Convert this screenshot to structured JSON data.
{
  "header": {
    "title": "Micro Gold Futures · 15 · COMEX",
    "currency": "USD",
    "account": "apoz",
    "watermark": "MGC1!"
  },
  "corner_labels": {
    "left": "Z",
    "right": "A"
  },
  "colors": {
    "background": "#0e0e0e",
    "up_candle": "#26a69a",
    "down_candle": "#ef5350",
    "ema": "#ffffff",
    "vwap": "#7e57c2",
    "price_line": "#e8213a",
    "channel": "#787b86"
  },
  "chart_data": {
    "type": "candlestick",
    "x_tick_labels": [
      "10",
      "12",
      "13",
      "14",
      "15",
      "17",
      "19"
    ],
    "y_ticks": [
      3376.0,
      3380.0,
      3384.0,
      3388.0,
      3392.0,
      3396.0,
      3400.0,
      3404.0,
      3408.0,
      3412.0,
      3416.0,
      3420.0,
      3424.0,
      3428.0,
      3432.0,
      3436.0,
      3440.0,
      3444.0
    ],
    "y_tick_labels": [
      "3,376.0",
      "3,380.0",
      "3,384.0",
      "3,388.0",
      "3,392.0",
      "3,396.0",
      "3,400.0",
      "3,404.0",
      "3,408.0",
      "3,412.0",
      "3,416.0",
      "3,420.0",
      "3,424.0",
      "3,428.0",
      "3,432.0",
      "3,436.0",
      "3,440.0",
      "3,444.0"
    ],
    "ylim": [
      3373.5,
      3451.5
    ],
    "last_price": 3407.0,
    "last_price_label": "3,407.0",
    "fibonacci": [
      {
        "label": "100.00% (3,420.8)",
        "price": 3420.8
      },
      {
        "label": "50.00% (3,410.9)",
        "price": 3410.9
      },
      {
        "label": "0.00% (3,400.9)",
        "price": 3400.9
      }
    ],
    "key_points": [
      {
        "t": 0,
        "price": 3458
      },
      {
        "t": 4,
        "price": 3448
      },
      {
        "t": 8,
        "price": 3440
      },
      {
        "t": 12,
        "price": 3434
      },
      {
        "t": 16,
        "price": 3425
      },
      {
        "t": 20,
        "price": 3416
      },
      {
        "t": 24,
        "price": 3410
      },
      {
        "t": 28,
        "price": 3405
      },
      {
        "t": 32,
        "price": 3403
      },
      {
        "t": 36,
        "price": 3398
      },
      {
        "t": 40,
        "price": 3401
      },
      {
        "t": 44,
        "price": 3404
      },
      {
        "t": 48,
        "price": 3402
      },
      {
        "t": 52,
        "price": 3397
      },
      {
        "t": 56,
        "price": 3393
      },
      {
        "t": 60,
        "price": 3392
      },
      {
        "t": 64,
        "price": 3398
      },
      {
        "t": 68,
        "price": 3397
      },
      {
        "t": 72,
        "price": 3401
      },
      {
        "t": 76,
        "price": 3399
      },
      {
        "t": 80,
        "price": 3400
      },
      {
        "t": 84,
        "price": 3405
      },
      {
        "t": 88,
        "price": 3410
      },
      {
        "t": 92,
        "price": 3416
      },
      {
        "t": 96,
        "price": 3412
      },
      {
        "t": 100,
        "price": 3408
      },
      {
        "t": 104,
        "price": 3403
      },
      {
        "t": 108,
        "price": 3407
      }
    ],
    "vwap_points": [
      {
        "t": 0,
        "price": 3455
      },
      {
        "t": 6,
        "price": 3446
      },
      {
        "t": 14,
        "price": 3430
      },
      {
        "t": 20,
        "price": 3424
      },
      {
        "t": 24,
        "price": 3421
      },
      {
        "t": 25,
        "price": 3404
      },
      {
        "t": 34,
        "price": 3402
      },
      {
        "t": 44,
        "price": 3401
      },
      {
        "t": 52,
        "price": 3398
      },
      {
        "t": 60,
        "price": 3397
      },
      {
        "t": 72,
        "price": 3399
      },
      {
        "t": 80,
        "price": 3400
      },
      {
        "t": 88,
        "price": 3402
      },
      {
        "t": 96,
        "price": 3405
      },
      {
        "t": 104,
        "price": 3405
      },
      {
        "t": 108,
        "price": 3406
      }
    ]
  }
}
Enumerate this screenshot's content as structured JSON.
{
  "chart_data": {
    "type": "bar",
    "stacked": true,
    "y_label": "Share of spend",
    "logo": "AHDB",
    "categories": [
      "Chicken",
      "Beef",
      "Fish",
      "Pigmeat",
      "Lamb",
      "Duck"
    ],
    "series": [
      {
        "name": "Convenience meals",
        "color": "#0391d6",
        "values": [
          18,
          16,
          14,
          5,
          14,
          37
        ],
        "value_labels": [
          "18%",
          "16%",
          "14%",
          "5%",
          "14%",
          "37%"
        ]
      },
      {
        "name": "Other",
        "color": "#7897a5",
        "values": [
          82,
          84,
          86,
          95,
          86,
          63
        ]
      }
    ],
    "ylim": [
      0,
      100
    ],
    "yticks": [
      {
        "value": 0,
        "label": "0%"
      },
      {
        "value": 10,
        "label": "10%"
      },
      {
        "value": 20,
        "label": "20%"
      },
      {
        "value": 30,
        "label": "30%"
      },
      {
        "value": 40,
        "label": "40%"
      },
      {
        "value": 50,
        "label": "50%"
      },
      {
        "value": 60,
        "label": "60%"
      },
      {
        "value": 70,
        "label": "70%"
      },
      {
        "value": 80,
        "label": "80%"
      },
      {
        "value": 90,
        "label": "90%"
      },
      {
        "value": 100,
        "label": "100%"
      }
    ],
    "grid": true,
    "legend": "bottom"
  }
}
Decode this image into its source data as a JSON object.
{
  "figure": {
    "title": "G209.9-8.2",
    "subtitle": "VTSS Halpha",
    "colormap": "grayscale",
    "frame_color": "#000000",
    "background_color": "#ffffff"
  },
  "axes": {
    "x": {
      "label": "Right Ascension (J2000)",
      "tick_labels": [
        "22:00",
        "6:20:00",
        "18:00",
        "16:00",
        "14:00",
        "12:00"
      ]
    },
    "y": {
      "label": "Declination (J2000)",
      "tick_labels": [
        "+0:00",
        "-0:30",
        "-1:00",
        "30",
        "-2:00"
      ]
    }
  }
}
....
WHAT TO DO: Copy every line exactly. Leave nothing out.

ANSWER:
Convert this screenshot to structured JSON data.
{
  "header": {
    "title": "Micro Gold Futures · 15 · COMEX",
    "currency": "USD",
    "account": "apoz",
    "watermark": "MGC1!"
  },
  "corner_labels": {
    "left": "Z",
    "right": "A"
  },
  "colors": {
    "background": "#0e0e0e",
    "up_candle": "#26a69a",
    "down_candle": "#ef5350",
    "ema": "#ffffff",
    "vwap": "#7e57c2",
    "price_line": "#e8213a",
    "channel": "#787b86"
  },
  "chart_data": {
    "type": "candlestick",
    "x_tick_labels": [
      "10",
      "12",
      "13",
      "14",
      "15",
      "17",
      "19"
    ],
    "y_ticks": [
      3376.0,
      3380.0,
      3384.0,
      3388.0,
      3392.0,
      3396.0,
      3400.0,
      3404.0,
      3408.0,
      3412.0,
      3416.0,
      3420.0,
      3424.0,
      3428.0,
      3432.0,
      3436.0,
      3440.0,
      3444.0
    ],
    "y_tick_labels": [
      "3,376.0",
      "3,380.0",
      "3,384.0",
      "3,388.0",
      "3,392.0",
      "3,396.0",
      "3,400.0",
      "3,404.0",
      "3,408.0",
      "3,412.0",
      "3,416.0",
      "3,420.0",
      "3,424.0",
      "3,428.0",
      "3,432.0",
      "3,436.0",
      "3,440.0",
      "3,444.0"
    ],
    "ylim": [
      3373.5,
      3451.5
    ],
    "last_price": 3407.0,
    "last_price_label": "3,407.0",
    "fibonacci": [
      {
        "label": "100.00% (3,420.8)",
        "price": 3420.8
      },
      {
        "label": "50.00% (3,410.9)",
        "price": 3410.9
      },
      {
        "label": "0.00% (3,400.9)",
        "price": 3400.9
      }
    ],
    "key_points": [
      {
        "t": 0,
        "price": 3458
      },
      {
        "t": 4,
        "price": 3448
      },
      {
        "t": 8,
        "price": 3440
      },
      {
        "t": 12,
        "price": 3434
      },
      {
        "t": 16,
        "price": 3425
      },
      {
        "t": 20,
        "price": 3416
      },
      {
        "t": 24,
        "price": 3410
      },
      {
        "t": 28,
        "price": 3405
      },
      {
        "t": 32,
        "price": 3403
      },
      {
        "t": 36,
        "price": 3398
      },
      {
        "t": 40,
        "price": 3401
      },
      {
        "t": 44,
        "price": 3404
      },
      {
        "t": 48,
        "price": 3402
      },
      {
        "t": 52,
        "price": 3397
      },
      {
        "t": 56,
        "price": 3393
      },
      {
        "t": 60,
        "price": 3392
      },
      {
        "t": 64,
        "price": 3398
      },
      {
        "t": 68,
        "price": 3397
      },
      {
        "t": 72,
        "price": 3401
      },
      {
        "t": 76,
        "price": 3399
      },
      {
        "t": 80,
        "price": 3400
      },
      {
        "t": 84,
        "price": 3405
      },
      {
        "t": 88,
        "price": 3410
      },
      {
        "t": 92,
        "price": 3416
      },
      {
        "t": 96,
        "price": 3412
      },
      {
        "t": 100,
        "price": 3408
      },
      {
        "t": 104,
        "price": 3403
      },
      {
        "t": 108,
        "price": 3407
      }
    ],
    "vwap_points": [
      {
        "t": 0,
        "price": 3455
      },
      {
        "t": 6,
        "price": 3446
      },
      {
        "t": 14,
        "price": 3430
      },
      {
        "t": 20,
        "price": 3424
      },
      {
        "t": 24,
        "price": 3421
      },
      {
        "t": 25,
        "price": 3404
      },
      {
        "t": 34,
        "price": 3402
      },
      {
        "t": 44,
        "price": 3401
      },
      {
        "t": 52,
        "price": 3398
      },
      {
        "t": 60,
        "price": 3397
      },
      {
        "t": 72,
        "price": 3399
      },
      {
        "t": 80,
        "price": 3400
      },
      {
        "t": 88,
        "price": 3402
      },
      {
        "t": 96,
        "price": 3405
      },
      {
        "t": 104,
        "price": 3405
      },
      {
        "t": 108,
        "price": 3406
      }
    ]
  }
}
Enumerate this screenshot's content as structured JSON.
{
  "chart_data": {
    "type": "bar",
    "stacked": true,
    "y_label": "Share of spend",
    "logo": "AHDB",
    "categories": [
      "Chicken",
      "Beef",
      "Fish",
      "Pigmeat",
      "Lamb",
      "Duck"
    ],
    "series": [
      {
        "name": "Convenience meals",
        "color": "#0391d6",
        "values": [
          18,
          16,
          14,
          5,
          14,
          37
        ],
        "value_labels": [
          "18%",
          "16%",
          "14%",
          "5%",
          "14%",
          "37%"
        ]
      },
      {
        "name": "Other",
        "color": "#7897a5",
        "values": [
          82,
          84,
          86,
          95,
          86,
          63
        ]
      }
    ],
    "ylim": [
      0,
      100
    ],
    "yticks": [
      {
        "value": 0,
        "label": "0%"
      },
      {
        "value": 10,
        "label": "10%"
      },
      {
        "value": 20,
        "label": "20%"
      },
      {
        "value": 30,
        "label": "30%"
      },
      {
        "value": 40,
        "label": "40%"
      },
      {
        "value": 50,
        "label": "50%"
      },
      {
        "value": 60,
        "label": "60%"
      },
      {
        "value": 70,
        "label": "70%"
      },
      {
        "value": 80,
        "label": "80%"
      },
      {
        "value": 90,
        "label": "90%"
      },
      {
        "value": 100,
        "label": "100%"
      }
    ],
    "grid": true,
    "legend": "bottom"
  }
}
Decode this image into its source data as a JSON object.
{
  "figure": {
    "title": "G209.9-8.2",
    "subtitle": "VTSS Halpha",
    "colormap": "grayscale",
    "frame_color": "#000000",
    "background_color": "#ffffff"
  },
  "axes": {
    "x": {
      "label": "Right Ascension (J2000)",
      "tick_labels": [
        "22:00",
        "6:20:00",
        "18:00",
        "16:00",
        "14:00",
        "12:00"
      ]
    },
    "y": {
      "label": "Declination (J2000)",
      "tick_labels": [
        "+0:00",
        "-0:30",
        "-1:00",
        "30",
        "-2:00"
      ]
    }
  }
}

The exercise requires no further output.